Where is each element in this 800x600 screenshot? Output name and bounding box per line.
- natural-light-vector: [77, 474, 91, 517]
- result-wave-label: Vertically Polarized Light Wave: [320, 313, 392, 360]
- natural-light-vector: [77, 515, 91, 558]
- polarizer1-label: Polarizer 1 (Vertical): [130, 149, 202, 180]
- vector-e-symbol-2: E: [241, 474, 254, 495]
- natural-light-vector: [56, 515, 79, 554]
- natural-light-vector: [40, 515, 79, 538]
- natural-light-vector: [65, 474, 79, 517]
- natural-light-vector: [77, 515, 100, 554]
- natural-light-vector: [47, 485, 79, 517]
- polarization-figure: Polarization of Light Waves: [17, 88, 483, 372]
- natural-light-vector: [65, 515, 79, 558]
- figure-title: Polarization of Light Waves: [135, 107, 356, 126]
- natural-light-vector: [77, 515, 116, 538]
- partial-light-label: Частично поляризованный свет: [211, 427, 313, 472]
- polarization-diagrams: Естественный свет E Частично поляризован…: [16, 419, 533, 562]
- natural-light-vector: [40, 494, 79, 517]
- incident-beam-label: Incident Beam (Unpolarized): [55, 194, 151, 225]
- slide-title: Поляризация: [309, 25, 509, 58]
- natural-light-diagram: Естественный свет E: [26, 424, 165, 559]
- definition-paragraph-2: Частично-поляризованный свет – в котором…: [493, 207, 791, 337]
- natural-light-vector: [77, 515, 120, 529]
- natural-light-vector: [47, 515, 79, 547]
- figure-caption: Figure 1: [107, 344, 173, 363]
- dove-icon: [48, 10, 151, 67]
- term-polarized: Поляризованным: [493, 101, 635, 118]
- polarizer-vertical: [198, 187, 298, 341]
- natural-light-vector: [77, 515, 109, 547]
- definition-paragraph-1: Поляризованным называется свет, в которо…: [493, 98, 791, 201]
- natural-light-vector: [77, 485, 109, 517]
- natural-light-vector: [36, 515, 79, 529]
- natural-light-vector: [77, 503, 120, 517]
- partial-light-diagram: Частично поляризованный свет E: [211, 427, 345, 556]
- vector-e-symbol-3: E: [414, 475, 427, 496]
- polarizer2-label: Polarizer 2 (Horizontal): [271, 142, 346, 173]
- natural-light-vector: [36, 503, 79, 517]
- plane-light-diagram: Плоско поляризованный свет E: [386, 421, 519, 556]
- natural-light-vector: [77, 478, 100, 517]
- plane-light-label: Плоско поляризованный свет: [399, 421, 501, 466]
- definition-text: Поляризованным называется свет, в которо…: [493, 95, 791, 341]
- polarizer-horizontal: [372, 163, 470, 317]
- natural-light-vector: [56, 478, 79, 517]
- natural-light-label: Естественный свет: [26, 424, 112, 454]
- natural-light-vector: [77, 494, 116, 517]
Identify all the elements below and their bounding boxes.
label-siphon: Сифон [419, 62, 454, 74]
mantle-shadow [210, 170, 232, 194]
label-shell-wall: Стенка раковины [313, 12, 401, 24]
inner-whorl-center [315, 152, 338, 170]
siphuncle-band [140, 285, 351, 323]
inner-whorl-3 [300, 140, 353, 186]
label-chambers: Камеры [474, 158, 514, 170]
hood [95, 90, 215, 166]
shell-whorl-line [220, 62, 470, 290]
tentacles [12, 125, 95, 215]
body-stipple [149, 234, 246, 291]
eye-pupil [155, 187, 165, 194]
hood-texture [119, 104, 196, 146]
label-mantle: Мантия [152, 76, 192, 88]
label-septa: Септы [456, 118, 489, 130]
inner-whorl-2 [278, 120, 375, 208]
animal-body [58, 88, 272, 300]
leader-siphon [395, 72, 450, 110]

☆ ☆ ☆ ☆

• [Task details] Retype the listing from its opening line through the line containing "- polarizer2-label: Polarizer", both ends included, reproducing every line character for character.

• [Answer for the task]
Where is each element in this 800x600 screenshot? Output name and bounding box per line.
- natural-light-vector: [77, 474, 91, 517]
- result-wave-label: Vertically Polarized Light Wave: [320, 313, 392, 360]
- natural-light-vector: [77, 515, 91, 558]
- polarizer1-label: Polarizer 1 (Vertical): [130, 149, 202, 180]
- vector-e-symbol-2: E: [241, 474, 254, 495]
- natural-light-vector: [56, 515, 79, 554]
- natural-light-vector: [40, 515, 79, 538]
- natural-light-vector: [65, 474, 79, 517]
- natural-light-vector: [77, 515, 100, 554]
- natural-light-vector: [47, 485, 79, 517]
- polarization-figure: Polarization of Light Waves: [17, 88, 483, 372]
- natural-light-vector: [65, 515, 79, 558]
- figure-title: Polarization of Light Waves: [135, 107, 356, 126]
- natural-light-vector: [77, 515, 116, 538]
- partial-light-label: Частично поляризованный свет: [211, 427, 313, 472]
- polarization-diagrams: Естественный свет E Частично поляризован…: [16, 419, 533, 562]
- natural-light-vector: [40, 494, 79, 517]
- incident-beam-label: Incident Beam (Unpolarized): [55, 194, 151, 225]
- slide-title: Поляризация: [309, 25, 509, 58]
- natural-light-diagram: Естественный свет E: [26, 424, 165, 559]
- definition-paragraph-2: Частично-поляризованный свет – в котором…: [493, 207, 791, 337]
- natural-light-vector: [77, 515, 120, 529]
- natural-light-vector: [47, 515, 79, 547]
- figure-caption: Figure 1: [107, 344, 173, 363]
- dove-icon: [48, 10, 151, 67]
- term-polarized: Поляризованным: [493, 101, 635, 118]
- polarizer-vertical: [198, 187, 298, 341]
- natural-light-vector: [77, 515, 109, 547]
- definition-paragraph-1: Поляризованным называется свет, в которо…: [493, 98, 791, 201]
- natural-light-vector: [77, 485, 109, 517]
- natural-light-vector: [36, 515, 79, 529]
- natural-light-vector: [77, 503, 120, 517]
- partial-light-diagram: Частично поляризованный свет E: [211, 427, 345, 556]
- vector-e-symbol-3: E: [414, 475, 427, 496]
- polarizer2-label: Polarizer 2 (Horizontal): [271, 142, 346, 173]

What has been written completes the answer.